## Start Given records
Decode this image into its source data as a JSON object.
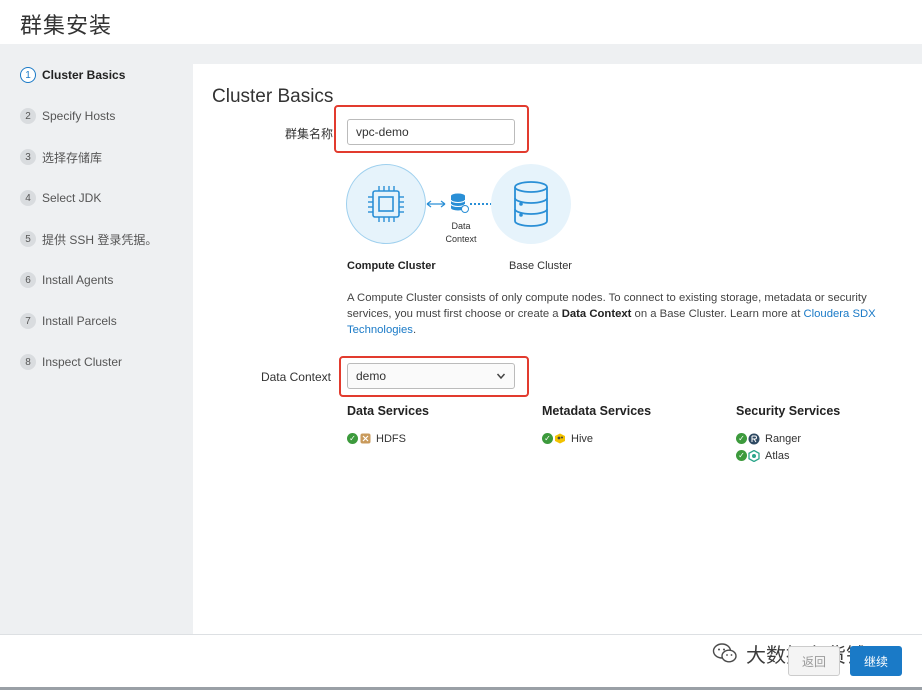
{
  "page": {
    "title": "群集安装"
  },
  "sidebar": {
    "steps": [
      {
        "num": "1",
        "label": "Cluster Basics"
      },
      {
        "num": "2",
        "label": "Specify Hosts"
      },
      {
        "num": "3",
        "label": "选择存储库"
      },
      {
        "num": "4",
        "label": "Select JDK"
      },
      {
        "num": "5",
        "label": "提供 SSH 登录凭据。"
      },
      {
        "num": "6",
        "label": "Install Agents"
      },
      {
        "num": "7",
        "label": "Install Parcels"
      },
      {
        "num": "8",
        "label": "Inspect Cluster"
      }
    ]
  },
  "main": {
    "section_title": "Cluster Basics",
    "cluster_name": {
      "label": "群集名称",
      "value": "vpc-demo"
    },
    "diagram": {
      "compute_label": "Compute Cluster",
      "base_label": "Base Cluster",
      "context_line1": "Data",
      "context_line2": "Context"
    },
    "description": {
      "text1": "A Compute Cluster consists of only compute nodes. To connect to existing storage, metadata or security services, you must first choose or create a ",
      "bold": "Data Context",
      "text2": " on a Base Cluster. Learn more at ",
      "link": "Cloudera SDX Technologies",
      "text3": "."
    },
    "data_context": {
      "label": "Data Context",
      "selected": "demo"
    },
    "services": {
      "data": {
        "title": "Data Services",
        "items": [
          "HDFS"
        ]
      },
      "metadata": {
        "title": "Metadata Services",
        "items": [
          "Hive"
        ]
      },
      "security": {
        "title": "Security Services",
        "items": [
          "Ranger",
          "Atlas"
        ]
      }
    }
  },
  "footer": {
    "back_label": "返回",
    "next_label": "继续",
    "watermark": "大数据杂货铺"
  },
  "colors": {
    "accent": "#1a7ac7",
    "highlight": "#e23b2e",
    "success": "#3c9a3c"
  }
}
## End Given records
Direction:
Reproduce every line of the material precisely, omitting its pictures.

Response:
Decode this image into its source data as a JSON object.
{
  "page": {
    "title": "群集安装"
  },
  "sidebar": {
    "steps": [
      {
        "num": "1",
        "label": "Cluster Basics"
      },
      {
        "num": "2",
        "label": "Specify Hosts"
      },
      {
        "num": "3",
        "label": "选择存储库"
      },
      {
        "num": "4",
        "label": "Select JDK"
      },
      {
        "num": "5",
        "label": "提供 SSH 登录凭据。"
      },
      {
        "num": "6",
        "label": "Install Agents"
      },
      {
        "num": "7",
        "label": "Install Parcels"
      },
      {
        "num": "8",
        "label": "Inspect Cluster"
      }
    ]
  },
  "main": {
    "section_title": "Cluster Basics",
    "cluster_name": {
      "label": "群集名称",
      "value": "vpc-demo"
    },
    "diagram": {
      "compute_label": "Compute Cluster",
      "base_label": "Base Cluster",
      "context_line1": "Data",
      "context_line2": "Context"
    },
    "description": {
      "text1": "A Compute Cluster consists of only compute nodes. To connect to existing storage, metadata or security services, you must first choose or create a ",
      "bold": "Data Context",
      "text2": " on a Base Cluster. Learn more at ",
      "link": "Cloudera SDX Technologies",
      "text3": "."
    },
    "data_context": {
      "label": "Data Context",
      "selected": "demo"
    },
    "services": {
      "data": {
        "title": "Data Services",
        "items": [
          "HDFS"
        ]
      },
      "metadata": {
        "title": "Metadata Services",
        "items": [
          "Hive"
        ]
      },
      "security": {
        "title": "Security Services",
        "items": [
          "Ranger",
          "Atlas"
        ]
      }
    }
  },
  "footer": {
    "back_label": "返回",
    "next_label": "继续",
    "watermark": "大数据杂货铺"
  },
  "colors": {
    "accent": "#1a7ac7",
    "highlight": "#e23b2e",
    "success": "#3c9a3c"
  }
}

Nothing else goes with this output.